Textauszug:
..........

Die Situation für Mieter war noch nie so schlimm wie jetzt. Das ist eine Situation, in der wir ganz klar staatliche Eingriffe brauchen und meines Erachtens kann das auch nur europäisch organisiert werden. Dazu muss die EU-Kommission in Vorlage gehen und die Mitgliedsstaaten müssen mitziehen; da darf es kein Opt-Out geben. Bei den ersten Energietreffen, die es jetzt unter schwedischer Ratspräsidentschaft geben wird, muss es klare Kante geben und von staatlicher Seite entsprechend verhandelt werden. So stark wir als Mieterbewegung in einigen Ländern – wie in Österreich – sind: jetzt brauchen wir die Hand des Staates, das schaffen wir nicht als NGOs. Da müssen andere an den Verhandlungstisch, um das durchzusetzen. Ich denke, dass wir mit den Schweden da einen starken Bündnispartner haben, die auch schon signalisiert haben, dass der Energiemarkt in Europa auch Wohlstand für alle bedeuten muss.
Welche weiteren Themen – neben der Indexierung und den Energiepreisen siehst du in naher Zukunft auf die
Mieter und damit auch auf die Mieterschutzorganisationen in Europa zukommen?
Die Antwort beginne ich mit einer Frage: warum gibt es eigentlich keine regulären Mietverträge mehr? Wieso gibt es nur noch indexierte, befristete Mietverträge? Warum wird seitens der Vermieter immer auf Kurzzeit gespielt?

..........

Aufgabe 1:
Unter welcher Ratspräsidentschaft sollen laut dem Text über die Lage der Mieter die ersten Energietreffen stattfinden?
Aufgabe 2:
Führe bitte den Text über die Lage der Mieter im Anschluss an seinen letzten Satz weiter.
Die Einträge sind davon getrenntes, eigenständiges Material.

..........

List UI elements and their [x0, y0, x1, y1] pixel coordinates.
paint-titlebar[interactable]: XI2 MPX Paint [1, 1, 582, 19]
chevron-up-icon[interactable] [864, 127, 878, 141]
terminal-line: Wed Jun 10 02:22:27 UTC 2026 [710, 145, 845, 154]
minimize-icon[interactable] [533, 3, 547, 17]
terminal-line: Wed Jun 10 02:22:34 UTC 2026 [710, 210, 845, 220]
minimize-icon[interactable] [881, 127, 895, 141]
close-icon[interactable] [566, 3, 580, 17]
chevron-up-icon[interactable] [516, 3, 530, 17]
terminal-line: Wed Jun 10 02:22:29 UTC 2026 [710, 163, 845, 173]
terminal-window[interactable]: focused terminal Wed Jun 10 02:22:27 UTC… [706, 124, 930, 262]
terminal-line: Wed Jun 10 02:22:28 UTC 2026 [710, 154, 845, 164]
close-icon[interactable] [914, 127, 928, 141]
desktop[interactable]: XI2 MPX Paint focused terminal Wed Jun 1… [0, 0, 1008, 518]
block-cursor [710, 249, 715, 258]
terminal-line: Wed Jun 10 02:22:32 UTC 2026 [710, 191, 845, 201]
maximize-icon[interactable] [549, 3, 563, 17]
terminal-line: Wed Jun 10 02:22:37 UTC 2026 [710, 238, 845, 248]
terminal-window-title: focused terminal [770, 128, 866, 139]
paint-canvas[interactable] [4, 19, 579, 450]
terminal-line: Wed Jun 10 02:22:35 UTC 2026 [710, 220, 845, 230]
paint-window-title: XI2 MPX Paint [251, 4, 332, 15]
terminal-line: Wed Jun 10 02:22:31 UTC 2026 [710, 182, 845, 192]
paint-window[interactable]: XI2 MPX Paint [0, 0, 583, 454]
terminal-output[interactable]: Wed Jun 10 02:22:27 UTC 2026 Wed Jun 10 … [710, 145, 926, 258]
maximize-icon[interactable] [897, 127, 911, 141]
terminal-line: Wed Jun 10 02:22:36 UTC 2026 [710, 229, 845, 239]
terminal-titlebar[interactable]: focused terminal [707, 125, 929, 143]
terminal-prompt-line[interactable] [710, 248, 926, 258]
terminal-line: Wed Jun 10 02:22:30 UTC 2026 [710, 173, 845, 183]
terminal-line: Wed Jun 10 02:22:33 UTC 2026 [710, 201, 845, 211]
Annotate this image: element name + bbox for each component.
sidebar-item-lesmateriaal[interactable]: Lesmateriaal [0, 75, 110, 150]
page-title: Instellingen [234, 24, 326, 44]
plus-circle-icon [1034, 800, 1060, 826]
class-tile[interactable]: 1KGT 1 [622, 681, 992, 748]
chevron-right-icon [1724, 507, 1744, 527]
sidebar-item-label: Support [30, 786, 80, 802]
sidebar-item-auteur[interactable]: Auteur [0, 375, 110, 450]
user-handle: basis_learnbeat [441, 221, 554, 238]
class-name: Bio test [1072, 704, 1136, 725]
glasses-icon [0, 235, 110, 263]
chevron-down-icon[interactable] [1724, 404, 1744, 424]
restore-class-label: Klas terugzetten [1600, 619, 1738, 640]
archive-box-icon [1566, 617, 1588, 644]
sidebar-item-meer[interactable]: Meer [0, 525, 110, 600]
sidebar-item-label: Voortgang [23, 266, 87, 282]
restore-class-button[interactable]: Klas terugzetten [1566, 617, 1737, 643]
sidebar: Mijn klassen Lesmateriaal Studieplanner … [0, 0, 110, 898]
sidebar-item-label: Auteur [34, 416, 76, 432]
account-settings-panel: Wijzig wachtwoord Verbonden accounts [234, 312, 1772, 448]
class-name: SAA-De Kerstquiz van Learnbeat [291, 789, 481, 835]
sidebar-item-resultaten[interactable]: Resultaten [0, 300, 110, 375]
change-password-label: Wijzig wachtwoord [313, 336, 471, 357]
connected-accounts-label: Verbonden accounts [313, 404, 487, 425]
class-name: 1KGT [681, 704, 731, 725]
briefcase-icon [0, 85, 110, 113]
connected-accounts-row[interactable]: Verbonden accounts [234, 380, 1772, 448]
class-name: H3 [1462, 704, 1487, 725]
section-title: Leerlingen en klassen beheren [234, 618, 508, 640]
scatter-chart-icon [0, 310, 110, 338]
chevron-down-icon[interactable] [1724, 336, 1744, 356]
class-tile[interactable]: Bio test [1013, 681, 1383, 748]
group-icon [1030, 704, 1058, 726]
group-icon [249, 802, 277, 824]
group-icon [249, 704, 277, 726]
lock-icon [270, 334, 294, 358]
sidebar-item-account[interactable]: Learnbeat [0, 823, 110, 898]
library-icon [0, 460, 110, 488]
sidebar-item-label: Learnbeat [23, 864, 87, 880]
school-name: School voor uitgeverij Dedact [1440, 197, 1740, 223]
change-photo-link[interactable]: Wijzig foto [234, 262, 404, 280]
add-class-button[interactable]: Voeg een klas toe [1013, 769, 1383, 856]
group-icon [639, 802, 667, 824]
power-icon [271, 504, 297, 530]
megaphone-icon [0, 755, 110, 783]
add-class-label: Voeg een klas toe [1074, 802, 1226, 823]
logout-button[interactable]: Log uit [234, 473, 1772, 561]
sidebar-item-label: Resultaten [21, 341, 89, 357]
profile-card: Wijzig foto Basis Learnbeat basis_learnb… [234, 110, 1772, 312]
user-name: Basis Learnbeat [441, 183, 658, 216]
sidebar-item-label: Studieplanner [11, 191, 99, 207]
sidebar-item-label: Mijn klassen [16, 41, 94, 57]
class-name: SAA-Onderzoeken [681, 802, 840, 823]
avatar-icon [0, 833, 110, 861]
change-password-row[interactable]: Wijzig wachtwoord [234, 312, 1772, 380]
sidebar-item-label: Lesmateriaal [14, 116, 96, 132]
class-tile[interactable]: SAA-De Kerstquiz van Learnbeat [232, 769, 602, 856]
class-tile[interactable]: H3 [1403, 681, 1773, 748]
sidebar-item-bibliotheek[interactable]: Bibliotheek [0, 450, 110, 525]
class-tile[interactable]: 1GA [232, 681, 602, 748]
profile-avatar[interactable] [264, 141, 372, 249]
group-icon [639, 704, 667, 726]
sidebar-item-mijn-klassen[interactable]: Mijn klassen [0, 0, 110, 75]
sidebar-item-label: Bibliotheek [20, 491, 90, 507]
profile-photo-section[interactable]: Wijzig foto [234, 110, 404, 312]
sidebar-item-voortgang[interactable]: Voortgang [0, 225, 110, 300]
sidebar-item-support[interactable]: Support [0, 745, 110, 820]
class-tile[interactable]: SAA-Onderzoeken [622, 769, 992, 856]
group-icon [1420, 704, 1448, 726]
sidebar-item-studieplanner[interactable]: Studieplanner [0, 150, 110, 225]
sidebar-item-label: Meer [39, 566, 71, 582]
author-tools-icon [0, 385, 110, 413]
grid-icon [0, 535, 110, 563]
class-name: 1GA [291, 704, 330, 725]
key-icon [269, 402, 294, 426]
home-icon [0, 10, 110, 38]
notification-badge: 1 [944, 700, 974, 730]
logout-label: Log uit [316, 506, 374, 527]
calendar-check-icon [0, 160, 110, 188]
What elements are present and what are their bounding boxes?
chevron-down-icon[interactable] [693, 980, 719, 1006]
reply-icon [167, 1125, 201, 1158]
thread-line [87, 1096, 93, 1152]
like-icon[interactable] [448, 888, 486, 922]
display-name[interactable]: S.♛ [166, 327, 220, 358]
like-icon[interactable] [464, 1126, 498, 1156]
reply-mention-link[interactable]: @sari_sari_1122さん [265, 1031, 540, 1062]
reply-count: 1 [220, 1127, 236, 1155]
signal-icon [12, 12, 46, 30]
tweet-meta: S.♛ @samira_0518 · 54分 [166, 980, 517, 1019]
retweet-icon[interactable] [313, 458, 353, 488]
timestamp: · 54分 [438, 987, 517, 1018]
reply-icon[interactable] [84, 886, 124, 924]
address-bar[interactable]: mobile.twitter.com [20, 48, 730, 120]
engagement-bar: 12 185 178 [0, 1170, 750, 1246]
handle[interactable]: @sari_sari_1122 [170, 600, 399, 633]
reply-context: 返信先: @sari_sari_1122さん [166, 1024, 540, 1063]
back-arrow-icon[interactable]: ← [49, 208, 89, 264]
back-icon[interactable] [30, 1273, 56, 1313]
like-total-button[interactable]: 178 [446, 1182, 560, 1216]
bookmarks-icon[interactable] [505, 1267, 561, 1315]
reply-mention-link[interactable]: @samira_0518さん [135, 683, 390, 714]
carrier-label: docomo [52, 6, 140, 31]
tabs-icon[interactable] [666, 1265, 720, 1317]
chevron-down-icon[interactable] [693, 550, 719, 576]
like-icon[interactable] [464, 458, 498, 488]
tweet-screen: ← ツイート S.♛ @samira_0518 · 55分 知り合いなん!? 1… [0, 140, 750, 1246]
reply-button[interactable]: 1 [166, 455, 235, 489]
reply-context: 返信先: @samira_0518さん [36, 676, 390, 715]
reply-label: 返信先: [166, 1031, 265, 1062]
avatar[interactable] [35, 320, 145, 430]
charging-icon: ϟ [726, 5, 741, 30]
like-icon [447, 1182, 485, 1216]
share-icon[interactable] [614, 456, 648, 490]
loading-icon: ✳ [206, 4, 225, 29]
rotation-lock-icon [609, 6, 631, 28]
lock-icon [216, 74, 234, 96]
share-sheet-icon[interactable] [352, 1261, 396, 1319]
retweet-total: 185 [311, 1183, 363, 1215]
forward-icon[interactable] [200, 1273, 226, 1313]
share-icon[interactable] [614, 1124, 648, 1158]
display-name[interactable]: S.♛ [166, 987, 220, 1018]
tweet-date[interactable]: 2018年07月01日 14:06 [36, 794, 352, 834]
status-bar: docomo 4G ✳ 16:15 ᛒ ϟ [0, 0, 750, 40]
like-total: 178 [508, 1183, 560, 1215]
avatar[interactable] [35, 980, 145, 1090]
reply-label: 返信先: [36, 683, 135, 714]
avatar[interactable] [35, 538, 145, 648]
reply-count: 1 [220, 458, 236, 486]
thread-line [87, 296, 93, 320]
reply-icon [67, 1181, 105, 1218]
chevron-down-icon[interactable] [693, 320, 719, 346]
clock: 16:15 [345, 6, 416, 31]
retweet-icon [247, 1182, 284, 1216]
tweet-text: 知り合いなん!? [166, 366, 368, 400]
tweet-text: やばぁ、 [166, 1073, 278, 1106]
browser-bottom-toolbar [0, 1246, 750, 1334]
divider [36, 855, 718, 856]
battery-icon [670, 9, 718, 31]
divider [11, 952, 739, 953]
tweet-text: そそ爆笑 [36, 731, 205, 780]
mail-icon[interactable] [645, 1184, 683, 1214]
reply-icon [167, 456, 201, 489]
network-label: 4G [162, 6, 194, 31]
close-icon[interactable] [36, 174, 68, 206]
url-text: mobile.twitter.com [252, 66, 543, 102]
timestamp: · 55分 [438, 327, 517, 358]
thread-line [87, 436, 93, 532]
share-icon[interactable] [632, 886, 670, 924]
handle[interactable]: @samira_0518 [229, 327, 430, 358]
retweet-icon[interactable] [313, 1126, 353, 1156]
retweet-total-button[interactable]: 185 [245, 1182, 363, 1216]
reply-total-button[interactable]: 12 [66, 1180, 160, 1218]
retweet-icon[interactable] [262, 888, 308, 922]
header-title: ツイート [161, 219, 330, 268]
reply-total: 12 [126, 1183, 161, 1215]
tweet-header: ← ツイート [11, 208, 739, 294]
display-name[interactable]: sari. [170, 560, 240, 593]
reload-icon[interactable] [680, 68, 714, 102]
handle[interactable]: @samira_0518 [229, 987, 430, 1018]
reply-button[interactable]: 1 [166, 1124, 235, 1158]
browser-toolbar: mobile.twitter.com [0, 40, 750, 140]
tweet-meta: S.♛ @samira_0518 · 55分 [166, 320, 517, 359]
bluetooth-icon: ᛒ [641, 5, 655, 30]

..........

Ergebnis 1:
Unter schwedischer Ratspräsidentschaft.

Ergebnis 2:
Wir wissen: jeder Mieterwechsel bedeutet eine neue Mieterhöhung. Wieso können wir nicht zurück zum alten System des unbefristeten Mietvertrages ohne Indexierung oder mit einer gedeckelten Indexierung? Ich weiß, dass es in vielen Ländern eine jährliche Indexierung der Mietverträge gibt. Ich frage jetzt einfach einmal: warum? Das ist ein leistungsloser Zugewinn für die Vermieter. Die investieren ja nicht in Wohnraum. Ich habe Verständnis dafür, wenn jemand investiert und Kosten gehabt hat. Das ist ja auch bei energetischen Sanierungen häufig der Fall. Dann ist es ja auch möglich, dass bestimmte Kosten, rechtlich begrenzt, umgesetzt werden – wenn der Mieter Einsparungen in gleicher Höhe bei der Energie hat. Die Mieterhöhung muss also aufgewogen werden durch die Einsparungen bei der Energie. Diese Warmmieten-Neutralität müsste das Kernstück jeglicher neuer Energiegesetzgebung sein.
Wie könnte das gelingen?
Mit dem »Fit-for-55«-Paket will Europa die Sanierungsrate von einem auf zwei Prozent verdoppeln. In den Gesetzgebungen von 21 europäischen Mitgliedstaaten ist nun aber festgeschrieben, dass energetische Sanierungen auf die Mieter umgelegt werden können. Wir können nicht so schnell das Mietrecht ändern - also müssen wir das Energierecht ändern. Wir müssen jetzt einen europäischen Rechtsrahmen schaffen, damit die Warmmieten- Neutralität die Regel wird und nicht die Ausnahme bleibt. Die europäische Kommission ist in die Gesetzesvorlage gegangen, jetzt berät ganz aktuell das europäische Parlament - das betrifft speziell die Gebäuderichtlinie.
Wir haben das Thema laut und deutlich aufs Tapet gebracht und hoffen, dass die Warmmieten-Neutralität im Gesetzesentwurf erhalten bleibt. Die Verhandlungen im Trilog (mit der schwedischen Ratspräsidentschaft, dem EU Rat, dem europäischen Parlament und der Kommission, Anm.) beginnen ab März. Da müssen wir darauf achten, dass uns unsere Regierungen in diesen Fragen unterstützen; damit Mieter vor dem Herausmodernisieren geschützt werden und Gentrifizierung Einhalt geboten wird.
In Schweden wird von Haus aus über die Warmmieten verhandelt. Wir haben auf der einen Seite die Miete und auf der anderen Seite den Energieversorger, die Betriebskosten, etc. Wenn das beschlossen wird, müssten wir dann auf ein Warmmieten-System umstellen?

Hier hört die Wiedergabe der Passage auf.